● SHORT PROBLEM
The records that follow must be repeated verbatim, every one of them.

* * *

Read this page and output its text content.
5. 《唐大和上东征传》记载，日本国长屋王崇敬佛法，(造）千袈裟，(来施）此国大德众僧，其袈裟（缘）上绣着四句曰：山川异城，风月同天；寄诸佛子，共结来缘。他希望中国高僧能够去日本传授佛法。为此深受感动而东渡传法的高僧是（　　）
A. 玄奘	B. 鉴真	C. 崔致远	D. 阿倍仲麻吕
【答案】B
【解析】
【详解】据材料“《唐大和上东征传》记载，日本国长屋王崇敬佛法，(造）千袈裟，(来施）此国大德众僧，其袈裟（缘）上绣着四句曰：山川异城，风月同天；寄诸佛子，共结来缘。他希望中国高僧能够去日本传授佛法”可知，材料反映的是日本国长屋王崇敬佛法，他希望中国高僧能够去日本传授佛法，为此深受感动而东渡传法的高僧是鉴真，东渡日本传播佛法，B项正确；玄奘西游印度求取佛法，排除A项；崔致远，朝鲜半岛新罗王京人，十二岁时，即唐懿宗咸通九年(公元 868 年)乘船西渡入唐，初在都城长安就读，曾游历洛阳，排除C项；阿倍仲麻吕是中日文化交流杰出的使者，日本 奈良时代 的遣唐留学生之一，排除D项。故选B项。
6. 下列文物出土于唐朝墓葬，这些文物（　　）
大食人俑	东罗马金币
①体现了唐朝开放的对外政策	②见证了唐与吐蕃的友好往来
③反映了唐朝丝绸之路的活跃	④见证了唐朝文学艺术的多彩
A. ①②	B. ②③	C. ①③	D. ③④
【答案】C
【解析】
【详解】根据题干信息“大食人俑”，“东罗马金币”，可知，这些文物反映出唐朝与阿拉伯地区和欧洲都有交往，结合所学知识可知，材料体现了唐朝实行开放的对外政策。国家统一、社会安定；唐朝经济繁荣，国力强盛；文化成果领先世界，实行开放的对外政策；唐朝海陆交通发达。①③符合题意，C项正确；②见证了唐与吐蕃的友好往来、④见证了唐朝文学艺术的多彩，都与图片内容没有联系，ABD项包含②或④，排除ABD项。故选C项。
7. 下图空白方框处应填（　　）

* * *

● EXERCISE OUTPUT
Read this page and output its text content.
5. 《唐大和上东征传》记载，日本国长屋王崇敬佛法，(造）千袈裟，(来施）此国大德众僧，其袈裟（缘）上绣着四句曰：山川异城，风月同天；寄诸佛子，共结来缘。他希望中国高僧能够去日本传授佛法。为此深受感动而东渡传法的高僧是（　　）
A. 玄奘	B. 鉴真	C. 崔致远	D. 阿倍仲麻吕
【答案】B
【解析】
【详解】据材料“《唐大和上东征传》记载，日本国长屋王崇敬佛法，(造）千袈裟，(来施）此国大德众僧，其袈裟（缘）上绣着四句曰：山川异城，风月同天；寄诸佛子，共结来缘。他希望中国高僧能够去日本传授佛法”可知，材料反映的是日本国长屋王崇敬佛法，他希望中国高僧能够去日本传授佛法，为此深受感动而东渡传法的高僧是鉴真，东渡日本传播佛法，B项正确；玄奘西游印度求取佛法，排除A项；崔致远，朝鲜半岛新罗王京人，十二岁时，即唐懿宗咸通九年(公元 868 年)乘船西渡入唐，初在都城长安就读，曾游历洛阳，排除C项；阿倍仲麻吕是中日文化交流杰出的使者，日本 奈良时代 的遣唐留学生之一，排除D项。故选B项。
6. 下列文物出土于唐朝墓葬，这些文物（　　）
大食人俑	东罗马金币
①体现了唐朝开放的对外政策	②见证了唐与吐蕃的友好往来
③反映了唐朝丝绸之路的活跃	④见证了唐朝文学艺术的多彩
A. ①②	B. ②③	C. ①③	D. ③④
【答案】C
【解析】
【详解】根据题干信息“大食人俑”，“东罗马金币”，可知，这些文物反映出唐朝与阿拉伯地区和欧洲都有交往，结合所学知识可知，材料体现了唐朝实行开放的对外政策。国家统一、社会安定；唐朝经济繁荣，国力强盛；文化成果领先世界，实行开放的对外政策；唐朝海陆交通发达。①③符合题意，C项正确；②见证了唐与吐蕃的友好往来、④见证了唐朝文学艺术的多彩，都与图片内容没有联系，ABD项包含②或④，排除ABD项。故选C项。
7. 下图空白方框处应填（　　）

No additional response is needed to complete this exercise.